* **Problem description**:
The entries below should be transcribed in their entirety, exactly as written.

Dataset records

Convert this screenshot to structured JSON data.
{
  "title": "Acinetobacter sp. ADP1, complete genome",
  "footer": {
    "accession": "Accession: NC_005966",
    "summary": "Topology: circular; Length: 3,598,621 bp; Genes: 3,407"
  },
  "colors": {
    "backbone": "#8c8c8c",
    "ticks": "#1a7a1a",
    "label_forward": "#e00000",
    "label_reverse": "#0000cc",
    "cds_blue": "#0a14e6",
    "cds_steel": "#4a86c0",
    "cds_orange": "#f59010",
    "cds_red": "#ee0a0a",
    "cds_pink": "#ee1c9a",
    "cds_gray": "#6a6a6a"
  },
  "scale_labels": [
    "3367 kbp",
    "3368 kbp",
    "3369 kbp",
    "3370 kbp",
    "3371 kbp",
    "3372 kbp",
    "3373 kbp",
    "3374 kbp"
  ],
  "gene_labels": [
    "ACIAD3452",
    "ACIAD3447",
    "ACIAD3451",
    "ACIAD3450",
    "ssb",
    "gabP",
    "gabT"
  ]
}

* **Response to this task**:
Convert this screenshot to structured JSON data.
{
  "title": "Acinetobacter sp. ADP1, complete genome",
  "footer": {
    "accession": "Accession: NC_005966",
    "summary": "Topology: circular; Length: 3,598,621 bp; Genes: 3,407"
  },
  "colors": {
    "backbone": "#8c8c8c",
    "ticks": "#1a7a1a",
    "label_forward": "#e00000",
    "label_reverse": "#0000cc",
    "cds_blue": "#0a14e6",
    "cds_steel": "#4a86c0",
    "cds_orange": "#f59010",
    "cds_red": "#ee0a0a",
    "cds_pink": "#ee1c9a",
    "cds_gray": "#6a6a6a"
  },
  "scale_labels": [
    "3367 kbp",
    "3368 kbp",
    "3369 kbp",
    "3370 kbp",
    "3371 kbp",
    "3372 kbp",
    "3373 kbp",
    "3374 kbp"
  ],
  "gene_labels": [
    "ACIAD3452",
    "ACIAD3447",
    "ACIAD3451",
    "ACIAD3450",
    "ssb",
    "gabP",
    "gabT"
  ]
}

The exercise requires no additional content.